_YOUR INSTRUCTIONS_
Please format every line of the records below as a numbered list, skipping blank lines and leaving the pictures out.

_PROVIDED DATA_
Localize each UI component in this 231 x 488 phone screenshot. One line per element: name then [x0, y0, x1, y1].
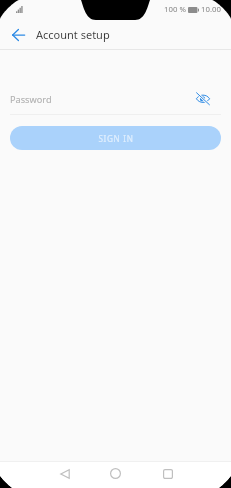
- button[interactable]: Toggle password visibility: [193, 88, 213, 108]
- staticText: 10.00: [201, 4, 221, 15]
- button[interactable]: Back: [54, 463, 75, 484]
- staticText: Account setup: [36, 27, 110, 42]
- button[interactable]: Home: [105, 463, 126, 484]
- button[interactable]: Recent apps: [157, 463, 178, 484]
- staticText: SIGN IN: [98, 133, 134, 144]
- button[interactable]: SIGN IN: [10, 126, 221, 150]
- staticText: Password: [10, 93, 52, 106]
- button[interactable]: Navigate up: [3, 22, 33, 48]
- staticText: 100 %: [164, 4, 186, 15]
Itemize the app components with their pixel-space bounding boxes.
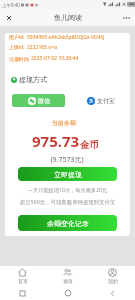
staticText: 上午9:40 — [2, 2, 20, 8]
staticText: 用户id: — [9, 34, 25, 41]
staticText: 5934365 oAh2sk5pKOOJ2a-0O4Q — [27, 34, 105, 41]
staticText: 注册时间 — [9, 56, 29, 62]
staticText: 超过500元，可找客服单独提现到支付宝 — [5, 198, 130, 205]
button[interactable]: More options — [120, 12, 132, 24]
staticText: 微信 — [38, 97, 50, 105]
button[interactable]: 支付宝 — [74, 94, 127, 107]
staticText: 一天只能提现10次，每次最多20元 — [5, 186, 130, 193]
button[interactable]: Close — [3, 12, 15, 24]
staticText: 邀请 — [63, 278, 73, 284]
button[interactable]: 微信 — [12, 94, 65, 107]
staticText: 立即提现 — [54, 170, 82, 179]
other: Home — [65, 290, 71, 296]
other: Back — [110, 291, 115, 296]
button[interactable]: 立即提现 — [18, 167, 117, 181]
staticText: 支付宝 — [97, 97, 115, 105]
other: Recents — [20, 291, 25, 296]
staticText: 上级id: — [9, 44, 25, 51]
staticText: 2025-07-02 10:29:44 — [31, 55, 79, 62]
staticText: 我的 — [108, 278, 118, 284]
staticText: 提现方式 — [19, 75, 47, 84]
button[interactable]: 余额变化记录 — [18, 215, 117, 231]
staticText: 当前余额 — [0, 119, 128, 127]
button[interactable]: 首页 — [0, 266, 45, 286]
staticText: 余额变化记录 — [47, 219, 89, 228]
staticText: 首页 — [18, 278, 28, 284]
staticText: 2222165 o^a — [27, 44, 58, 51]
staticText: (9.7573元) — [3, 155, 131, 165]
button[interactable]: 我的 — [90, 266, 135, 286]
staticText: 975.73 — [32, 131, 80, 151]
staticText: 金币 — [80, 139, 99, 151]
button[interactable]: 邀请 — [45, 266, 90, 286]
staticText: 鱼儿阅读 — [54, 13, 82, 22]
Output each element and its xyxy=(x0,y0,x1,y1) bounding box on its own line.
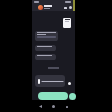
button[interactable]: Video call xyxy=(64,6,67,9)
other: Play voice message xyxy=(38,79,40,84)
button[interactable]: Back xyxy=(36,102,45,111)
button[interactable]: Home xyxy=(49,102,58,111)
button[interactable]: Send xyxy=(69,93,76,100)
button[interactable] xyxy=(63,18,71,28)
button[interactable] xyxy=(35,45,56,51)
button[interactable]: Contact avatar xyxy=(38,5,43,10)
button[interactable] xyxy=(38,92,68,100)
button[interactable]: Voice call xyxy=(69,6,72,9)
button[interactable]: Recents xyxy=(62,102,71,111)
button[interactable] xyxy=(35,54,56,60)
button[interactable] xyxy=(35,31,58,41)
button[interactable]: Play voice message xyxy=(35,75,65,87)
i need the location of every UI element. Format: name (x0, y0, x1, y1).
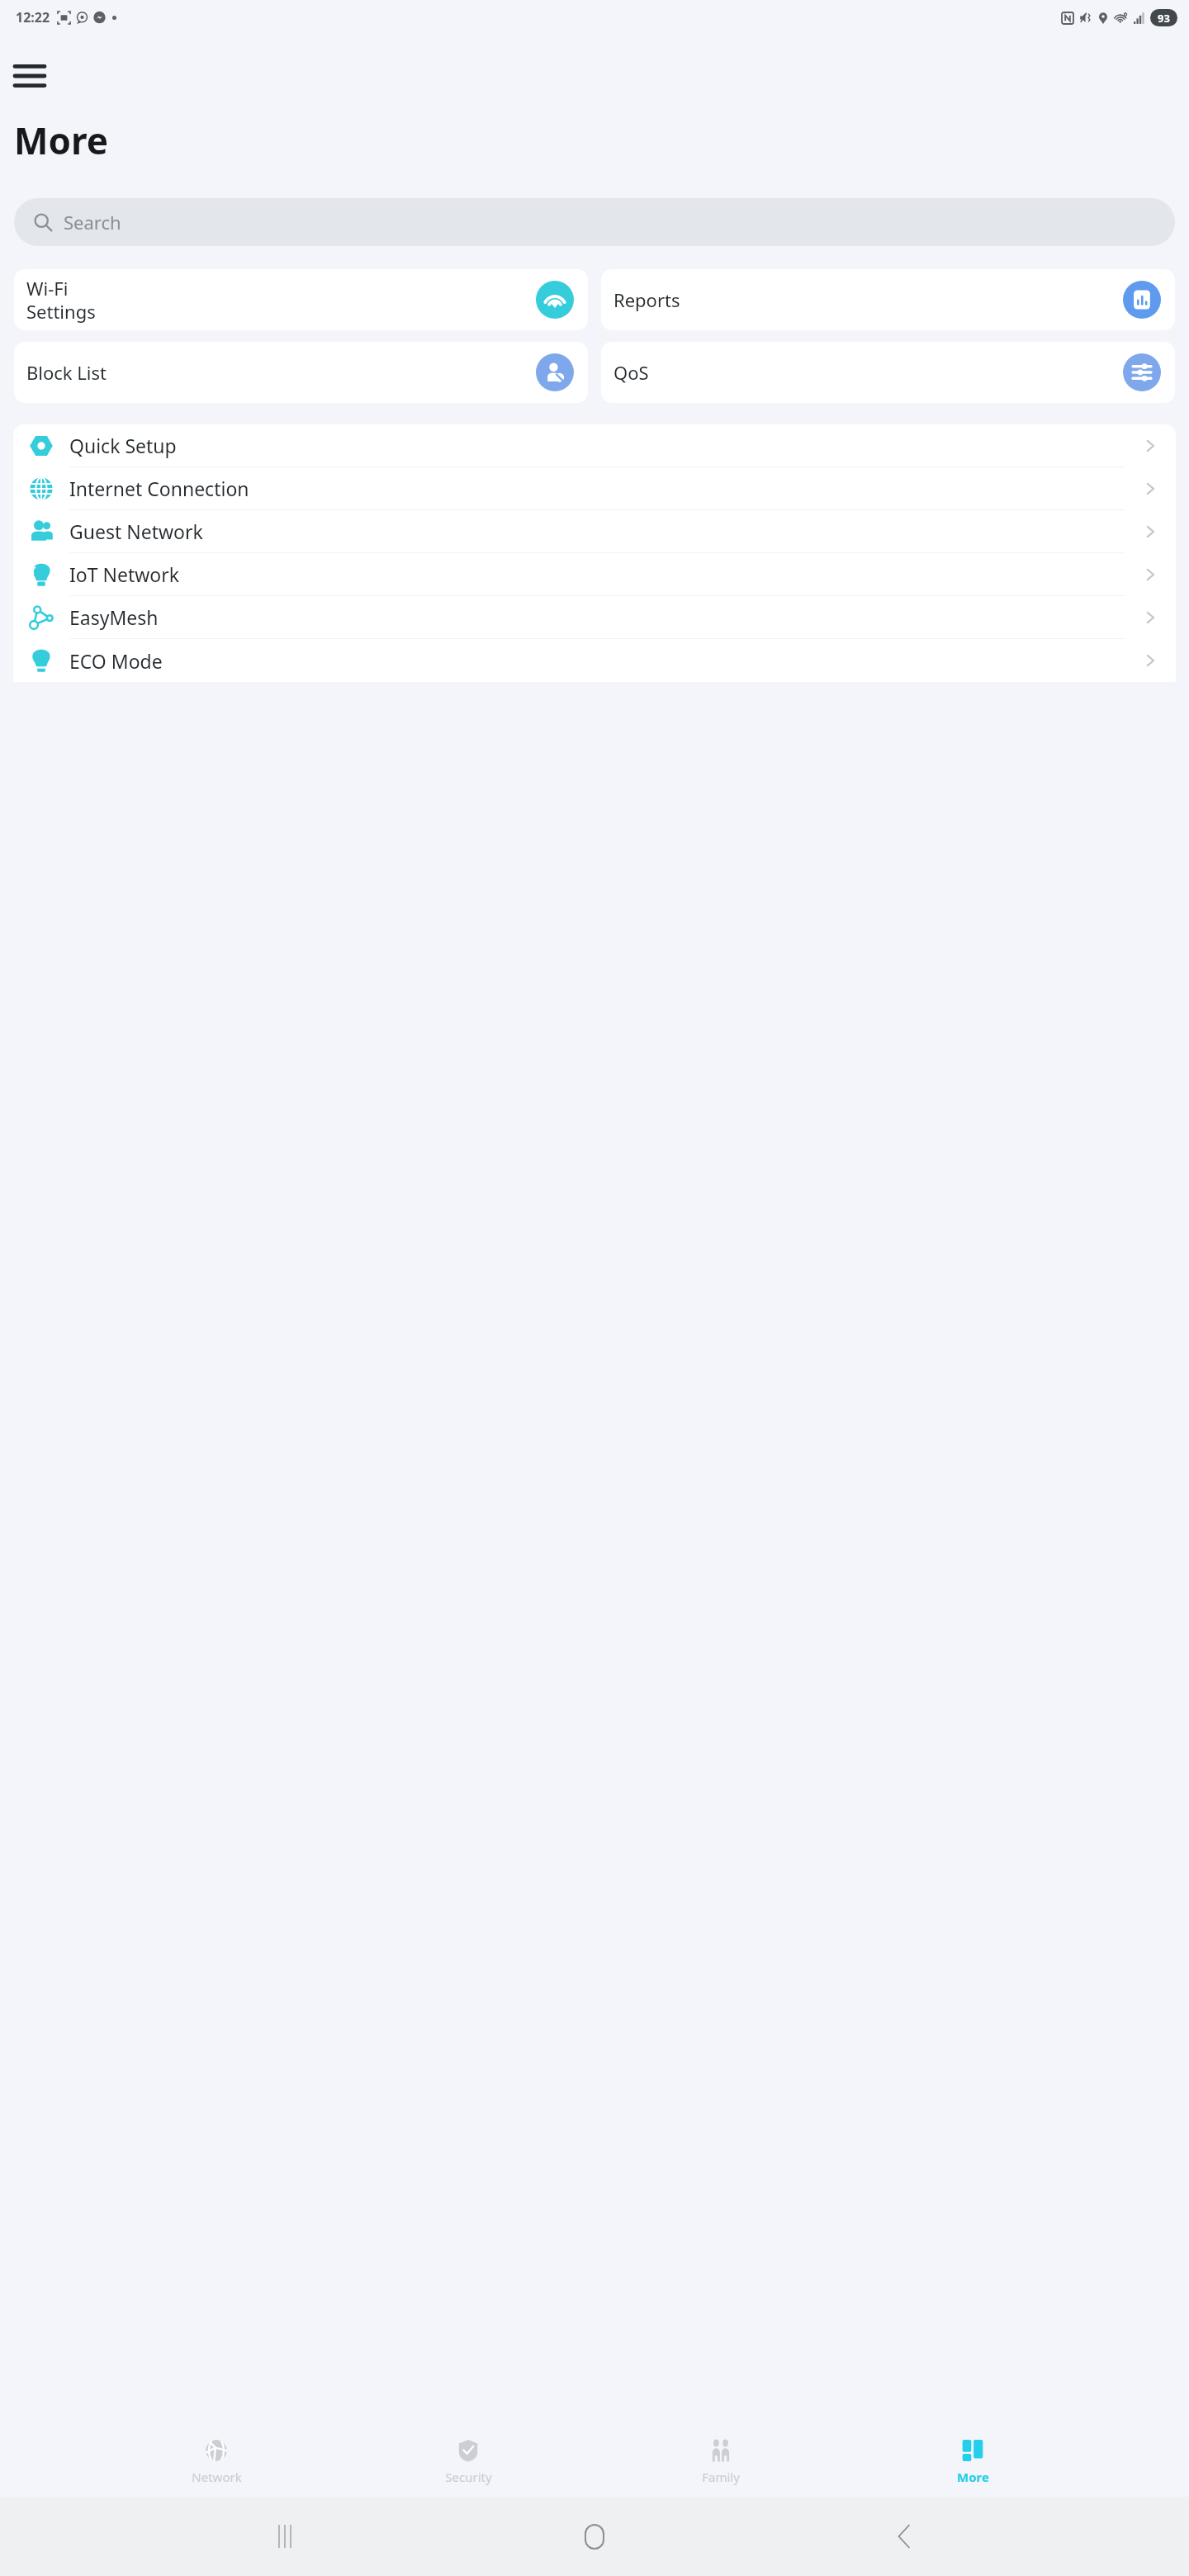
button[interactable]: Recents (260, 2512, 310, 2561)
staticText: Family (702, 2469, 740, 2485)
staticText: Security (445, 2469, 492, 2485)
button[interactable]: Home (570, 2512, 619, 2561)
button[interactable]: Menu (8, 54, 51, 97)
button[interactable]: ECO Mode (13, 639, 1176, 682)
button[interactable]: Internet Connection (13, 467, 1176, 510)
staticText: EasyMesh (69, 604, 159, 630)
staticText: Quick Setup (69, 433, 177, 458)
staticText: Network (192, 2469, 242, 2485)
button[interactable]: Guest Network (13, 510, 1176, 553)
staticText: QoS (613, 360, 1123, 385)
button[interactable]: Security (432, 2434, 504, 2490)
button[interactable]: Wi-Fi Settings (14, 269, 588, 330)
button[interactable]: Quick Setup (13, 424, 1176, 467)
staticText: 12:22 (16, 8, 50, 26)
button[interactable]: Search (14, 198, 1175, 246)
button[interactable]: Network (180, 2434, 253, 2490)
staticText: IoT Network (69, 561, 180, 587)
button[interactable]: Reports (601, 269, 1175, 330)
button[interactable]: EasyMesh (13, 596, 1176, 639)
staticText: ECO Mode (69, 648, 163, 674)
button[interactable]: Back (879, 2512, 929, 2561)
staticText: Internet Connection (69, 476, 249, 501)
staticText: Search (64, 210, 121, 234)
staticText: Reports (613, 287, 1123, 312)
staticText: 93 (1158, 11, 1170, 26)
button[interactable]: Block List (14, 342, 588, 403)
staticText: Wi-Fi Settings (26, 276, 536, 324)
button[interactable]: IoT Network (13, 553, 1176, 596)
staticText: More (14, 116, 109, 165)
staticText: Block List (26, 360, 536, 385)
button[interactable]: Family (685, 2434, 757, 2490)
button[interactable]: QoS (601, 342, 1175, 403)
staticText: More (957, 2469, 989, 2485)
button[interactable]: More (936, 2434, 1009, 2490)
staticText: Guest Network (69, 519, 203, 544)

_RESULT OF THIS TASK_
1. Localize each UI component in this 231 x 488 phone screenshot. One line per element: name then [x0, y0, x1, y1].
2. - button[interactable]: Toggle password visibility: [193, 88, 213, 108]
3. - staticText: 10.00: [201, 4, 221, 15]
4. - button[interactable]: Back: [54, 463, 75, 484]
5. - staticText: Account setup: [36, 27, 110, 42]
6. - button[interactable]: Home: [105, 463, 126, 484]
7. - button[interactable]: Recent apps: [157, 463, 178, 484]
8. - staticText: SIGN IN: [98, 133, 134, 144]
9. - button[interactable]: SIGN IN: [10, 126, 221, 150]
10. - staticText: Password: [10, 93, 52, 106]
11. - button[interactable]: Navigate up: [3, 22, 33, 48]
12. - staticText: 100 %: [164, 4, 186, 15]
13. Itemize the app components with their pixel-space bounding boxes.
14. staticText: 上午9:40 — [2, 2, 20, 8]
15. staticText: 用户id: — [9, 34, 25, 41]
16. staticText: 5934365 oAh2sk5pKOOJ2a-0O4Q — [27, 34, 105, 41]
17. staticText: 注册时间 — [9, 56, 29, 62]
18. staticText: 超过500元，可找客服单独提现到支付宝 — [5, 198, 130, 205]
19. button[interactable]: More options — [120, 12, 132, 24]
20. staticText: 微信 — [38, 97, 50, 105]
21. button[interactable]: 支付宝 — [74, 94, 127, 107]
22. staticText: 一天只能提现10次，每次最多20元 — [5, 186, 130, 193]
23. button[interactable]: Close — [3, 12, 15, 24]
24. staticText: 邀请 — [63, 278, 73, 284]
25. button[interactable]: 微信 — [12, 94, 65, 107]
26. staticText: 立即提现 — [54, 170, 82, 179]
27. other: Home — [65, 290, 71, 296]
28. other: Back — [110, 291, 115, 296]
29. button[interactable]: 立即提现 — [18, 167, 117, 181]
30. staticText: 支付宝 — [97, 97, 115, 105]
31. other: Recents — [20, 291, 25, 296]
32. staticText: 上级id: — [9, 44, 25, 51]
33. staticText: 2025-07-02 10:29:44 — [31, 55, 79, 62]
34. staticText: 我的 — [108, 278, 118, 284]
35. staticText: 提现方式 — [19, 75, 47, 84]
36. button[interactable]: 余额变化记录 — [18, 215, 117, 231]
37. staticText: 当前余额 — [0, 119, 128, 127]
38. button[interactable]: 首页 — [0, 266, 45, 286]
39. staticText: 余额变化记录 — [47, 219, 89, 228]
40. staticText: 首页 — [18, 278, 28, 284]
41. staticText: 2222165 o^a — [27, 44, 58, 51]
42. staticText: (9.7573元) — [3, 155, 131, 165]
43. button[interactable]: 我的 — [90, 266, 135, 286]
44. staticText: 975.73 — [32, 131, 80, 151]
45. staticText: 金币 — [80, 139, 99, 151]
46. button[interactable]: 邀请 — [45, 266, 90, 286]
47. staticText: 鱼儿阅读 — [54, 13, 82, 22]
48. Output each element and its xyxy=(x0,y0,x1,y1) bounding box on its own line.
49. button[interactable]: Video call xyxy=(64,6,67,9)
50. other: Play voice message xyxy=(38,79,40,84)
51. button[interactable]: Back xyxy=(36,102,45,111)
52. button[interactable]: Home xyxy=(49,102,58,111)
53. button[interactable]: Send xyxy=(69,93,76,100)
54. button[interactable] xyxy=(63,18,71,28)
55. button[interactable] xyxy=(35,45,56,51)
56. button[interactable]: Contact avatar xyxy=(38,5,43,10)
57. button[interactable] xyxy=(38,92,68,100)
58. button[interactable]: Voice call xyxy=(69,6,72,9)
59. button[interactable]: Recents xyxy=(62,102,71,111)
60. button[interactable] xyxy=(35,54,56,60)
61. button[interactable] xyxy=(35,31,58,41)
62. button[interactable]: Play voice message xyxy=(35,75,65,87)
63. i need the location of every UI element. Format: name (x0, y0, x1, y1).
64. button[interactable]: Recents (260, 2512, 310, 2561)
65. staticText: Family (702, 2469, 740, 2485)
66. staticText: Security (445, 2469, 492, 2485)
67. button[interactable]: Home (570, 2512, 619, 2561)
68. button[interactable]: Menu (8, 54, 51, 97)
69. button[interactable]: ECO Mode (13, 639, 1176, 682)
70. button[interactable]: Internet Connection (13, 467, 1176, 510)
71. staticText: EasyMesh (69, 604, 159, 630)
72. staticText: Quick Setup (69, 433, 177, 458)
73. staticText: Network (192, 2469, 242, 2485)
74. button[interactable]: Guest Network (13, 510, 1176, 553)
75. staticText: QoS (613, 360, 1123, 385)
76. button[interactable]: Security (432, 2434, 504, 2490)
77. button[interactable]: Wi-Fi Settings (14, 269, 588, 330)
78. button[interactable]: Quick Setup (13, 424, 1176, 467)
79. staticText: 12:22 (16, 8, 50, 26)
80. button[interactable]: Search (14, 198, 1175, 246)
81. button[interactable]: Network (180, 2434, 253, 2490)
82. staticText: IoT Network (69, 561, 180, 587)
83. button[interactable]: Reports (601, 269, 1175, 330)
84. button[interactable]: EasyMesh (13, 596, 1176, 639)
85. staticText: ECO Mode (69, 648, 163, 674)
86. button[interactable]: Back (879, 2512, 929, 2561)
87. staticText: Internet Connection (69, 476, 249, 501)
88. staticText: Search (64, 210, 121, 234)
89. staticText: Reports (613, 287, 1123, 312)
90. staticText: 93 (1158, 11, 1170, 26)
91. button[interactable]: Block List (14, 342, 588, 403)
92. staticText: Wi-Fi Settings (26, 276, 536, 324)
93. button[interactable]: IoT Network (13, 553, 1176, 596)
94. staticText: More (14, 116, 109, 165)
95. staticText: Block List (26, 360, 536, 385)
96. button[interactable]: Family (685, 2434, 757, 2490)
97. button[interactable]: QoS (601, 342, 1175, 403)
98. staticText: More (957, 2469, 989, 2485)
99. button[interactable]: More (936, 2434, 1009, 2490)
100. staticText: Guest Network (69, 519, 203, 544)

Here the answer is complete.